Work order —
Search the data for the word "phòng" and copy out every line that has it.

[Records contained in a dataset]

-- -- --

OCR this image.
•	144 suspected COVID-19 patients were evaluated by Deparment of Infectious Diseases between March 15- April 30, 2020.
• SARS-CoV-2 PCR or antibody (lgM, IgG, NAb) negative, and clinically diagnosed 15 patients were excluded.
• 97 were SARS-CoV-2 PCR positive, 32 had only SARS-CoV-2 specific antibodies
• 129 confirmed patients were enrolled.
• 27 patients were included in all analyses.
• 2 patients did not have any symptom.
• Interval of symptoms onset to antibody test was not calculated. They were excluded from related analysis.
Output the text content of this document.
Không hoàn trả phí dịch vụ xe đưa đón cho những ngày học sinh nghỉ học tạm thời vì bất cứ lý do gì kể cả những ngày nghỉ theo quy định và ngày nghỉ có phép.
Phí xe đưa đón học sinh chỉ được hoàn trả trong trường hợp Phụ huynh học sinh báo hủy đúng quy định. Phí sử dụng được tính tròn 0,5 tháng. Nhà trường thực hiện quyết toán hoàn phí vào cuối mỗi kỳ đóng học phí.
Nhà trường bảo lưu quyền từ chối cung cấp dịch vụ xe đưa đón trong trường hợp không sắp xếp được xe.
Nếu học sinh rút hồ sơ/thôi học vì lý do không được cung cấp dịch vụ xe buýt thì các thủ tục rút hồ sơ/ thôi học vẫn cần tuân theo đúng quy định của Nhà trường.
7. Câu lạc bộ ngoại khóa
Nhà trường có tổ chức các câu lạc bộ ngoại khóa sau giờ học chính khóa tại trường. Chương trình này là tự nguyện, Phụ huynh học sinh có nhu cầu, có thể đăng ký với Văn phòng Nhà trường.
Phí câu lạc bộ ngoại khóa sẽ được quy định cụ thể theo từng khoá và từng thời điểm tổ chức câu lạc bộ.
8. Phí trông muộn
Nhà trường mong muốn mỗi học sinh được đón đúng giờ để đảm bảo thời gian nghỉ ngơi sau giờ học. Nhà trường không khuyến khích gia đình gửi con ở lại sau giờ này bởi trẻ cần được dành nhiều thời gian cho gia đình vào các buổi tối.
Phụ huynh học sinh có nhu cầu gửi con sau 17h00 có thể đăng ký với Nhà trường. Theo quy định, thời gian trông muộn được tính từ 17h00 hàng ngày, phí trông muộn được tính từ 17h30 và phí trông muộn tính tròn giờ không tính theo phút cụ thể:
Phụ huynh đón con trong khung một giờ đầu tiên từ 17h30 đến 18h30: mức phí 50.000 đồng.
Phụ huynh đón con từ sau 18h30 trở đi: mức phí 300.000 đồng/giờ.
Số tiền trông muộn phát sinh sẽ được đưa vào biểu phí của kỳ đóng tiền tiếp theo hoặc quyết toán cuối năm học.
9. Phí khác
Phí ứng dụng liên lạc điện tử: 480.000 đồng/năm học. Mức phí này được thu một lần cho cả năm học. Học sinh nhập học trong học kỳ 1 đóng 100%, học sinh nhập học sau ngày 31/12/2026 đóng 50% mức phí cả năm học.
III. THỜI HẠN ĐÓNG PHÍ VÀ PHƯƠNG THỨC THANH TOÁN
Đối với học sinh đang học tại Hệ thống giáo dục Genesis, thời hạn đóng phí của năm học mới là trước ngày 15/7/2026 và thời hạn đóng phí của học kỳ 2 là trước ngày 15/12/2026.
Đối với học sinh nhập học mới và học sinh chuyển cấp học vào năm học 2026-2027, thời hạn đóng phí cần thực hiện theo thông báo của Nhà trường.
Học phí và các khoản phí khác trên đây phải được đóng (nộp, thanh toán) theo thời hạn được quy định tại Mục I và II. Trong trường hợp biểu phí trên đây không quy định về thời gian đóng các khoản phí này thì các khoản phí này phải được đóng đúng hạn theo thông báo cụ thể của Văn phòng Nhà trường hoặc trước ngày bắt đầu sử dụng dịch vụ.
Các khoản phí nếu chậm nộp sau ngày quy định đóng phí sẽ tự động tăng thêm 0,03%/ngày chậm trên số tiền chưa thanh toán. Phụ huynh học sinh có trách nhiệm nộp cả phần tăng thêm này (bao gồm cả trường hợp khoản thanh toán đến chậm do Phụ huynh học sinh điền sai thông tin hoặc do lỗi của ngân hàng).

-- -- --

Response to the task —
Nhà trường có tổ chức các câu lạc bộ ngoại khóa sau giờ học chính khóa tại trường. Chương trình này là tự nguyện, Phụ huynh học sinh có nhu cầu, có thể đăng ký với Văn phòng Nhà trường.
Học phí và các khoản phí khác trên đây phải được đóng (nộp, thanh toán) theo thời hạn được quy định tại Mục I và II. Trong trường hợp biểu phí trên đây không quy định về thời gian đóng các khoản phí này thì các khoản phí này phải được đóng đúng hạn theo thông báo cụ thể của Văn phòng Nhà trường hoặc trước ngày bắt đầu sử dụng dịch vụ.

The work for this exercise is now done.